Dataset rows
>> begin
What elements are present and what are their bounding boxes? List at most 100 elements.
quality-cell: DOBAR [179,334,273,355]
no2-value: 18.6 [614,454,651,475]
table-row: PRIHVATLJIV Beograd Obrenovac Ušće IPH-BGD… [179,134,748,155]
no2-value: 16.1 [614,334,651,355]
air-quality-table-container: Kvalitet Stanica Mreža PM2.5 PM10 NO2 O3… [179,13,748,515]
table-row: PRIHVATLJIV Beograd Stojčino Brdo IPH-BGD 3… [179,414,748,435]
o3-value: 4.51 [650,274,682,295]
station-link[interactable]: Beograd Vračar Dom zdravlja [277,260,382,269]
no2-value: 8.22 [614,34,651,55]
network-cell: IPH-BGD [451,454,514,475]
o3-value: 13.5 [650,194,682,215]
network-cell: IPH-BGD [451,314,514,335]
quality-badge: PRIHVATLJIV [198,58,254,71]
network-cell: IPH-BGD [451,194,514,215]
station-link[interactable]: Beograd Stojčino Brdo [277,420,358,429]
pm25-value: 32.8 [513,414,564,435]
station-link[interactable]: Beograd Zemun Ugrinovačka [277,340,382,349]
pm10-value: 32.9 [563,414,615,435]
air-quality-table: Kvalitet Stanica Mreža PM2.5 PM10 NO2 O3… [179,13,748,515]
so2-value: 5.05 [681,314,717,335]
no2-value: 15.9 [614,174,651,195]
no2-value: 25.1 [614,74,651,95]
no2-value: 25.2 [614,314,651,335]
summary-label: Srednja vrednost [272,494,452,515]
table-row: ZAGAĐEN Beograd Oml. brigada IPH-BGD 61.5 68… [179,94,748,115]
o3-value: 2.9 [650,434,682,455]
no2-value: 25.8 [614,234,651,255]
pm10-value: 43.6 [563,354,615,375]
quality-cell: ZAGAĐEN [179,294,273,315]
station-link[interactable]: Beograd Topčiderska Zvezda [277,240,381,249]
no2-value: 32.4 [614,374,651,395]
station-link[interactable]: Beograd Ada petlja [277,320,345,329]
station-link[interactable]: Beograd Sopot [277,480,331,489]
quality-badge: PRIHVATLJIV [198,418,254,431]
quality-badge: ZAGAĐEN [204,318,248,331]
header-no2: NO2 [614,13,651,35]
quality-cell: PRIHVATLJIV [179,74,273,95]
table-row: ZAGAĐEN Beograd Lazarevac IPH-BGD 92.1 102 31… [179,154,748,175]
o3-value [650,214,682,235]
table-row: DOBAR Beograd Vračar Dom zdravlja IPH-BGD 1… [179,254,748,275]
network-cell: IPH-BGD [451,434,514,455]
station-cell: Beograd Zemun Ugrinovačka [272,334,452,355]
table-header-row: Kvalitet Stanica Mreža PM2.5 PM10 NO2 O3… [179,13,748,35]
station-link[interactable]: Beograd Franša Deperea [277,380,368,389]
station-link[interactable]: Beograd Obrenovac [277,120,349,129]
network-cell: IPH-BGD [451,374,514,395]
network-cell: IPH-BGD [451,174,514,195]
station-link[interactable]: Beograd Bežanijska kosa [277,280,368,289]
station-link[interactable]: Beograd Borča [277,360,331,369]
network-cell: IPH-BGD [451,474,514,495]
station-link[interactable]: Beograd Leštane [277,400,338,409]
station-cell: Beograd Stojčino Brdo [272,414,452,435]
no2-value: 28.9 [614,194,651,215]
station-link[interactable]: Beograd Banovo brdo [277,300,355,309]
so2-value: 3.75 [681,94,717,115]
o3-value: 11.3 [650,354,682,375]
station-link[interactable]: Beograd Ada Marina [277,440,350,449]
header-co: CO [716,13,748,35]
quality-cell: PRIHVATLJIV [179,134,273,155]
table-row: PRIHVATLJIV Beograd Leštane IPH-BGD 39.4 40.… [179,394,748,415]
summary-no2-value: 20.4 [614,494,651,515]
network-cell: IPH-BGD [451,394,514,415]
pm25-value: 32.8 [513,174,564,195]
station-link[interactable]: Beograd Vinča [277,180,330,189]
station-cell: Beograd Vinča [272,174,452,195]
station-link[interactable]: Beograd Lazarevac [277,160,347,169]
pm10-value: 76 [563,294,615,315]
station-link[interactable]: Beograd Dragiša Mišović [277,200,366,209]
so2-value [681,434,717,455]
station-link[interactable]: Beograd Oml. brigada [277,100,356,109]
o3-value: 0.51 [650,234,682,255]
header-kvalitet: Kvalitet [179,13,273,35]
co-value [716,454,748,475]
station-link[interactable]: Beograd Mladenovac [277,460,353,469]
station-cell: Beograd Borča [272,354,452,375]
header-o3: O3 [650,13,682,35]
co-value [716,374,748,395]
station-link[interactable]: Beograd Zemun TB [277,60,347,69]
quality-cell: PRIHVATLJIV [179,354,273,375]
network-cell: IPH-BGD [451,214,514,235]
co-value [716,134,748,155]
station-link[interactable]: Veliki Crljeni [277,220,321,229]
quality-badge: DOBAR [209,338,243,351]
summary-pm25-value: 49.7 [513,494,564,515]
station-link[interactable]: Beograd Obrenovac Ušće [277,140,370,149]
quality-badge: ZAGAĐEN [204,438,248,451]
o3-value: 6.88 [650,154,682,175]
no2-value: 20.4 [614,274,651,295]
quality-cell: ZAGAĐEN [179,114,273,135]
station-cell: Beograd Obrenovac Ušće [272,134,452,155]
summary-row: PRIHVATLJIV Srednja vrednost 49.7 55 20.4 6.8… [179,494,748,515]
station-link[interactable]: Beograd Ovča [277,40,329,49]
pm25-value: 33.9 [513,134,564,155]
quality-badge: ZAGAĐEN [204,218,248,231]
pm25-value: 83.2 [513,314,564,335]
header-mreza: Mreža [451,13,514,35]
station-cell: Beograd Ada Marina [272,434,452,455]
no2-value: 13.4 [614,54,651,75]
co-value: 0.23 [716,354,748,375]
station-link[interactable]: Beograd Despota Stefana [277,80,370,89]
>> end
## Problem description
Pull every line out of the entries above and reproduce each one unchanged.

## Answer to the exercise
What elements are present and what are their bounding boxes? List at most 100 elements.
quality-cell: DOBAR [179,334,273,355]
no2-value: 18.6 [614,454,651,475]
table-row: PRIHVATLJIV Beograd Obrenovac Ušće IPH-BGD… [179,134,748,155]
no2-value: 16.1 [614,334,651,355]
air-quality-table-container: Kvalitet Stanica Mreža PM2.5 PM10 NO2 O3… [179,13,748,515]
table-row: PRIHVATLJIV Beograd Stojčino Brdo IPH-BGD 3… [179,414,748,435]
o3-value: 4.51 [650,274,682,295]
station-link[interactable]: Beograd Vračar Dom zdravlja [277,260,382,269]
no2-value: 8.22 [614,34,651,55]
network-cell: IPH-BGD [451,454,514,475]
o3-value: 13.5 [650,194,682,215]
network-cell: IPH-BGD [451,314,514,335]
quality-badge: PRIHVATLJIV [198,58,254,71]
network-cell: IPH-BGD [451,194,514,215]
station-link[interactable]: Beograd Stojčino Brdo [277,420,358,429]
pm25-value: 32.8 [513,414,564,435]
station-link[interactable]: Beograd Zemun Ugrinovačka [277,340,382,349]
pm10-value: 32.9 [563,414,615,435]
air-quality-table: Kvalitet Stanica Mreža PM2.5 PM10 NO2 O3… [179,13,748,515]
so2-value: 5.05 [681,314,717,335]
no2-value: 15.9 [614,174,651,195]
no2-value: 25.1 [614,74,651,95]
no2-value: 25.2 [614,314,651,335]
summary-label: Srednja vrednost [272,494,452,515]
table-row: ZAGAĐEN Beograd Oml. brigada IPH-BGD 61.5 68… [179,94,748,115]
o3-value: 2.9 [650,434,682,455]
no2-value: 25.8 [614,234,651,255]
pm10-value: 43.6 [563,354,615,375]
quality-cell: ZAGAĐEN [179,294,273,315]
station-link[interactable]: Beograd Topčiderska Zvezda [277,240,381,249]
no2-value: 32.4 [614,374,651,395]
station-link[interactable]: Beograd Ada petlja [277,320,345,329]
station-link[interactable]: Beograd Sopot [277,480,331,489]
quality-badge: PRIHVATLJIV [198,418,254,431]
quality-badge: ZAGAĐEN [204,318,248,331]
header-no2: NO2 [614,13,651,35]
quality-cell: PRIHVATLJIV [179,74,273,95]
table-row: ZAGAĐEN Beograd Lazarevac IPH-BGD 92.1 102 31… [179,154,748,175]
o3-value [650,214,682,235]
table-row: DOBAR Beograd Vračar Dom zdravlja IPH-BGD 1… [179,254,748,275]
network-cell: IPH-BGD [451,434,514,455]
station-cell: Beograd Zemun Ugrinovačka [272,334,452,355]
table-header-row: Kvalitet Stanica Mreža PM2.5 PM10 NO2 O3… [179,13,748,35]
station-link[interactable]: Beograd Franša Deperea [277,380,368,389]
station-link[interactable]: Beograd Obrenovac [277,120,349,129]
network-cell: IPH-BGD [451,374,514,395]
network-cell: IPH-BGD [451,174,514,195]
station-link[interactable]: Beograd Bežanijska kosa [277,280,368,289]
station-link[interactable]: Beograd Borča [277,360,331,369]
network-cell: IPH-BGD [451,474,514,495]
station-link[interactable]: Beograd Leštane [277,400,338,409]
station-cell: Beograd Stojčino Brdo [272,414,452,435]
no2-value: 28.9 [614,194,651,215]
station-link[interactable]: Beograd Banovo brdo [277,300,355,309]
so2-value: 3.75 [681,94,717,115]
o3-value: 11.3 [650,354,682,375]
station-link[interactable]: Beograd Ada Marina [277,440,350,449]
header-co: CO [716,13,748,35]
quality-cell: PRIHVATLJIV [179,134,273,155]
table-row: PRIHVATLJIV Beograd Leštane IPH-BGD 39.4 40.… [179,394,748,415]
summary-no2-value: 20.4 [614,494,651,515]
network-cell: IPH-BGD [451,394,514,415]
pm25-value: 32.8 [513,174,564,195]
station-link[interactable]: Beograd Vinča [277,180,330,189]
station-cell: Beograd Vinča [272,174,452,195]
station-link[interactable]: Beograd Lazarevac [277,160,347,169]
pm10-value: 76 [563,294,615,315]
station-link[interactable]: Beograd Dragiša Mišović [277,200,366,209]
so2-value [681,434,717,455]
station-link[interactable]: Beograd Oml. brigada [277,100,356,109]
o3-value: 0.51 [650,234,682,255]
header-kvalitet: Kvalitet [179,13,273,35]
co-value [716,454,748,475]
station-link[interactable]: Beograd Mladenovac [277,460,353,469]
station-cell: Beograd Borča [272,354,452,375]
header-o3: O3 [650,13,682,35]
co-value [716,374,748,395]
station-link[interactable]: Beograd Zemun TB [277,60,347,69]
quality-cell: PRIHVATLJIV [179,354,273,375]
network-cell: IPH-BGD [451,214,514,235]
co-value [716,134,748,155]
station-link[interactable]: Veliki Crljeni [277,220,321,229]
quality-badge: DOBAR [209,338,243,351]
summary-pm25-value: 49.7 [513,494,564,515]
station-link[interactable]: Beograd Obrenovac Ušće [277,140,370,149]
quality-badge: ZAGAĐEN [204,438,248,451]
o3-value: 6.88 [650,154,682,175]
no2-value: 20.4 [614,274,651,295]
quality-cell: ZAGAĐEN [179,114,273,135]
station-cell: Beograd Obrenovac Ušće [272,134,452,155]
summary-row: PRIHVATLJIV Srednja vrednost 49.7 55 20.4 6.8… [179,494,748,515]
station-link[interactable]: Beograd Ovča [277,40,329,49]
pm25-value: 33.9 [513,134,564,155]
quality-badge: ZAGAĐEN [204,218,248,231]
pm25-value: 83.2 [513,314,564,335]
header-mreza: Mreža [451,13,514,35]
station-cell: Beograd Ada Marina [272,434,452,455]
no2-value: 13.4 [614,54,651,75]
co-value: 0.23 [716,354,748,375]
station-link[interactable]: Beograd Despota Stefana [277,80,370,89]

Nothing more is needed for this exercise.